ENTRIES ▸
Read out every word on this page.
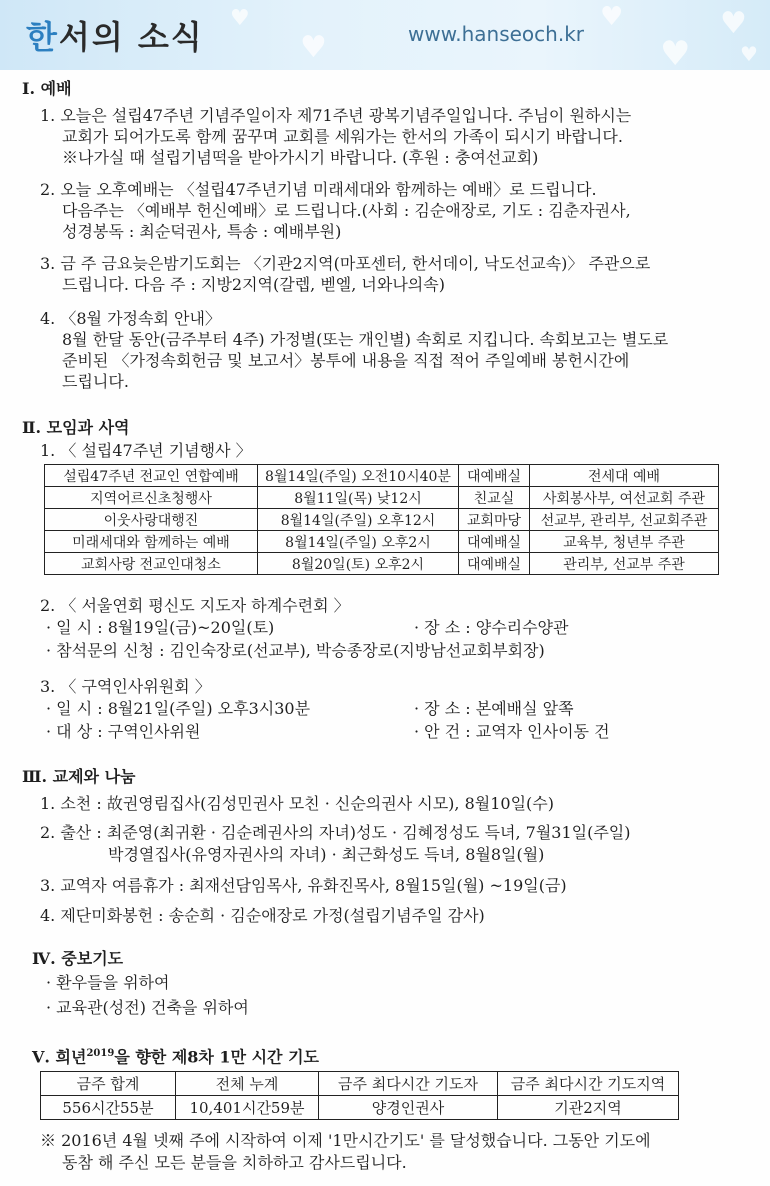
♥
♥
♥
♥
♥
♥
한서의 소식	www.hanseoch.kr
Ⅰ. 예배
1. 오늘은 설립47주년 기념주일이자 제71주년 광복기념주일입니다. 주님이 원하시는
교회가 되어가도록 함께 꿈꾸며 교회를 세워가는 한서의 가족이 되시기 바랍니다.
※나가실 때 설립기념떡을 받아가시기 바랍니다. (후원 : 충여선교회)
2. 오늘 오후예배는 〈설립47주년기념 미래세대와 함께하는 예배〉로 드립니다.
다음주는 〈예배부 헌신예배〉로 드립니다.(사회 : 김순애장로, 기도 : 김춘자권사,
성경봉독 : 최순덕권사, 특송 : 예배부원)
3. 금 주 금요늦은밤기도회는 〈기관2지역(마포센터, 한서데이, 낙도선교속)〉 주관으로
드립니다. 다음 주 : 지방2지역(갈렙, 벧엘, 너와나의속)
4. 〈8월 가정속회 안내〉
8월 한달 동안(금주부터 4주) 가정별(또는 개인별) 속회로 지킵니다. 속회보고는 별도로
준비된 〈가정속회헌금 및 보고서〉봉투에 내용을 직접 적어 주일예배 봉헌시간에
드립니다.
Ⅱ. 모임과 사역
1. 〈 설립47주년 기념행사 〉
설립47주년 전교인 연합예배	8월14일(주일) 오전10시40분	대예배실	전세대 예배
지역어르신초청행사	8월11일(목) 낮12시	친교실	사회봉사부, 여선교회 주관
이웃사랑대행진	8월14일(주일) 오후12시	교회마당	선교부, 관리부, 선교회주관
미래세대와 함께하는 예배	8월14일(주일) 오후2시	대예배실	교육부, 청년부 주관
교회사랑 전교인대청소	8월20일(토) 오후2시	대예배실	관리부, 선교부 주관
2. 〈 서울연회 평신도 지도자 하계수련회 〉
· 일 시 : 8월19일(금)~20일(토)	· 장 소 : 양수리수양관
· 참석문의 신청 : 김인숙장로(선교부), 박승종장로(지방남선교회부회장)
3. 〈 구역인사위원회 〉
· 일 시 : 8월21일(주일) 오후3시30분	· 장 소 : 본예배실 앞쪽
· 대 상 : 구역인사위원	· 안 건 : 교역자 인사이동 건
Ⅲ. 교제와 나눔
1. 소천 : 故권영림집사(김성민권사 모친 · 신순의권사 시모), 8월10일(수)
2. 출산 : 최준영(최귀환 · 김순례권사의 자녀)성도 · 김혜정성도 득녀, 7월31일(주일)
박경열집사(유영자권사의 자녀) · 최근화성도 득녀, 8월8일(월)
3. 교역자 여름휴가 : 최재선담임목사, 유화진목사, 8월15일(월) ~19일(금)
4. 제단미화봉헌 : 송순희 · 김순애장로 가정(설립기념주일 감사)
Ⅳ. 중보기도
· 환우들을 위하여
· 교육관(성전) 건축을 위하여
Ⅴ. 희년$^{2019}$을 향한 제8차 1만 시간 기도
금주 합계	전체 누계	금주 최다시간 기도자	금주 최다시간 기도지역
556시간55분	10,401시간59분	양경인권사	기관2지역
※ 2016년 4월 넷째 주에 시작하여 이제 '1만시간기도' 를 달성했습니다. 그동안 기도에
동참 해 주신 모든 분들을 치하하고 감사드립니다.
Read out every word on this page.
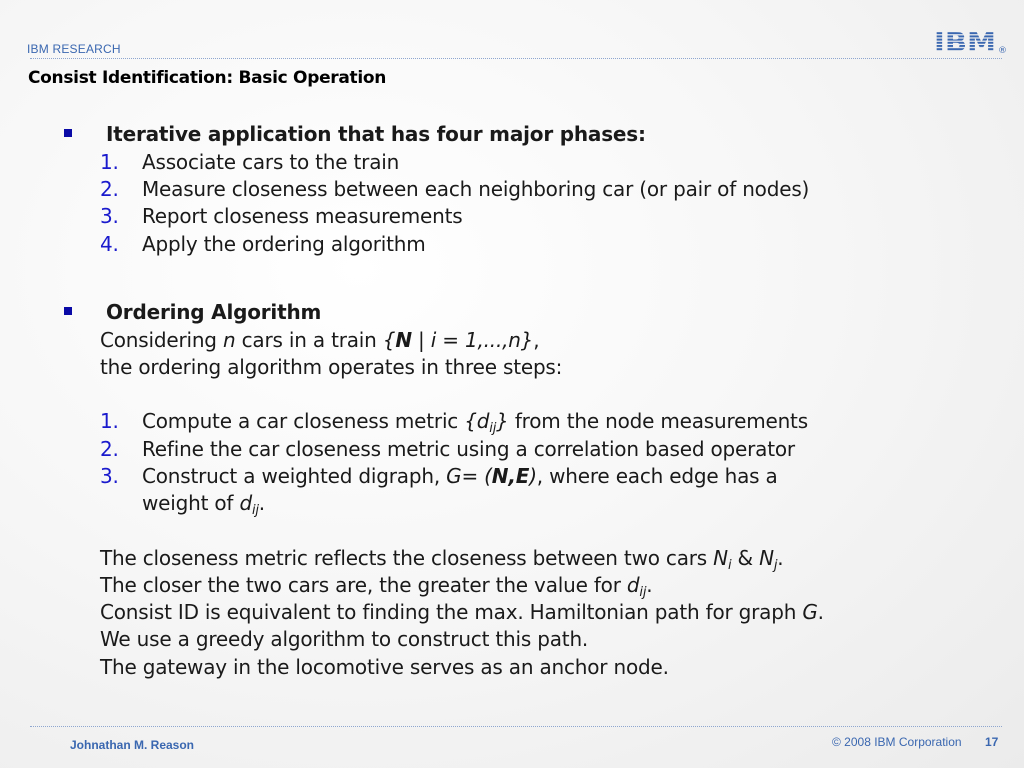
IBM RESEARCH	IBM ®
Consist Identification: Basic Operation
Iterative application that has four major phases:
1. Associate cars to the train
2. Measure closeness between each neighboring car (or pair of nodes)
3. Report closeness measurements
4. Apply the ordering algorithm
Ordering Algorithm
Considering n cars in a train {N | i = 1,...,n},
the ordering algorithm operates in three steps:
1. Compute a car closeness metric $\{d_{ij}\}$ from the node measurements
2. Refine the car closeness metric using a correlation based operator
3. Construct a weighted digraph, G= (N,E), where each edge has a
weight of $d_{ij}$.
The closeness metric reflects the closeness between two cars $N_i$ & $N_j$.
The closer the two cars are, the greater the value for $d_{ij}$.
Consist ID is equivalent to finding the max. Hamiltonian path for graph G.
We use a greedy algorithm to construct this path.
The gateway in the locomotive serves as an anchor node.
Johnathan M. Reason	© 2008 IBM Corporation 17
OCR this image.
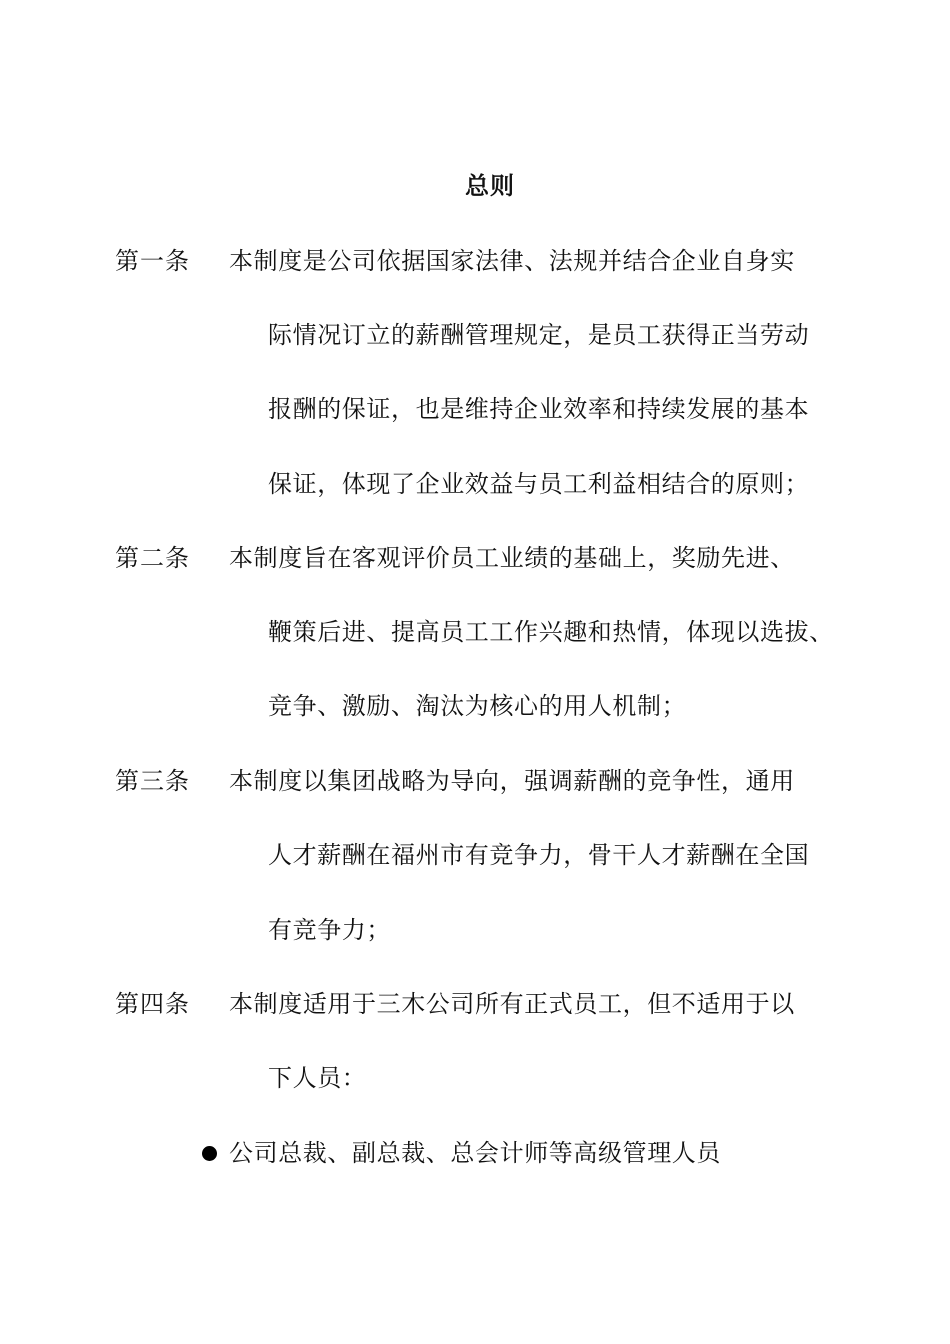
总则
第一条 本制度是公司依据国家法律、法规并结合企业自身实
际情况订立的薪酬管理规定，是员工获得正当劳动
报酬的保证，也是维持企业效率和持续发展的基本
保证，体现了企业效益与员工利益相结合的原则；
第二条 本制度旨在客观评价员工业绩的基础上，奖励先进、
鞭策后进、提高员工工作兴趣和热情，体现以选拔、
竞争、激励、淘汰为核心的用人机制；
第三条 本制度以集团战略为导向，强调薪酬的竞争性，通用
人才薪酬在福州市有竞争力，骨干人才薪酬在全国
有竞争力；
第四条 本制度适用于三木公司所有正式员工，但不适用于以
下人员：
公司总裁、副总裁、总会计师等高级管理人员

GIVEN TASK ▸
Repeat exactly the lines above, from the line containing "OCR this image." through the last line of the records, inclusive; omit any pictures.

ANSWER TO THIS PROBLEM ▸
OCR this image.
总则
第一条 本制度是公司依据国家法律、法规并结合企业自身实
际情况订立的薪酬管理规定，是员工获得正当劳动
报酬的保证，也是维持企业效率和持续发展的基本
保证，体现了企业效益与员工利益相结合的原则；
第二条 本制度旨在客观评价员工业绩的基础上，奖励先进、
鞭策后进、提高员工工作兴趣和热情，体现以选拔、
竞争、激励、淘汰为核心的用人机制；
第三条 本制度以集团战略为导向，强调薪酬的竞争性，通用
人才薪酬在福州市有竞争力，骨干人才薪酬在全国
有竞争力；
第四条 本制度适用于三木公司所有正式员工，但不适用于以
下人员：
公司总裁、副总裁、总会计师等高级管理人员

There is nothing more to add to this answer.